**STORED ROWS**
-- begin --
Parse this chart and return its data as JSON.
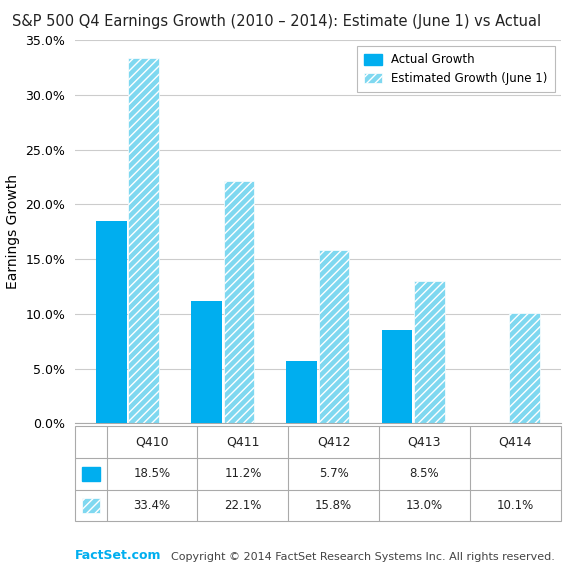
{
  "title": "S&P 500 Q4 Earnings Growth (2010 – 2014): Estimate (June 1) vs Actual",
  "categories": [
    "Q410",
    "Q411",
    "Q412",
    "Q413",
    "Q414"
  ],
  "actual_values": [
    18.5,
    11.2,
    5.7,
    8.5,
    null
  ],
  "estimated_values": [
    33.4,
    22.1,
    15.8,
    13.0,
    10.1
  ],
  "actual_color": "#00AEEF",
  "estimated_color": "#7FD8F0",
  "ylabel": "Earnings Growth",
  "ylim_max": 0.35,
  "yticks": [
    0.0,
    0.05,
    0.1,
    0.15,
    0.2,
    0.25,
    0.3,
    0.35
  ],
  "legend_actual": "Actual Growth",
  "legend_estimated": "Estimated Growth (June 1)",
  "factset_color": "#00AEEF",
  "factset_label": "FactSet.com",
  "copyright_text": "Copyright © 2014 FactSet Research Systems Inc. All rights reserved.",
  "background_color": "#ffffff",
  "grid_color": "#cccccc",
  "table_actual_row": [
    "18.5%",
    "11.2%",
    "5.7%",
    "8.5%",
    ""
  ],
  "table_estimated_row": [
    "33.4%",
    "22.1%",
    "15.8%",
    "13.0%",
    "10.1%"
  ]
}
-- end --
**TASK REQUIREMENTS**
Without the pictures, return all the records precisely as they stand.

**SOLUTION FOR THIS PROBLEM**
Parse this chart and return its data as JSON.
{
  "title": "S&P 500 Q4 Earnings Growth (2010 – 2014): Estimate (June 1) vs Actual",
  "categories": [
    "Q410",
    "Q411",
    "Q412",
    "Q413",
    "Q414"
  ],
  "actual_values": [
    18.5,
    11.2,
    5.7,
    8.5,
    null
  ],
  "estimated_values": [
    33.4,
    22.1,
    15.8,
    13.0,
    10.1
  ],
  "actual_color": "#00AEEF",
  "estimated_color": "#7FD8F0",
  "ylabel": "Earnings Growth",
  "ylim_max": 0.35,
  "yticks": [
    0.0,
    0.05,
    0.1,
    0.15,
    0.2,
    0.25,
    0.3,
    0.35
  ],
  "legend_actual": "Actual Growth",
  "legend_estimated": "Estimated Growth (June 1)",
  "factset_color": "#00AEEF",
  "factset_label": "FactSet.com",
  "copyright_text": "Copyright © 2014 FactSet Research Systems Inc. All rights reserved.",
  "background_color": "#ffffff",
  "grid_color": "#cccccc",
  "table_actual_row": [
    "18.5%",
    "11.2%",
    "5.7%",
    "8.5%",
    ""
  ],
  "table_estimated_row": [
    "33.4%",
    "22.1%",
    "15.8%",
    "13.0%",
    "10.1%"
  ]
}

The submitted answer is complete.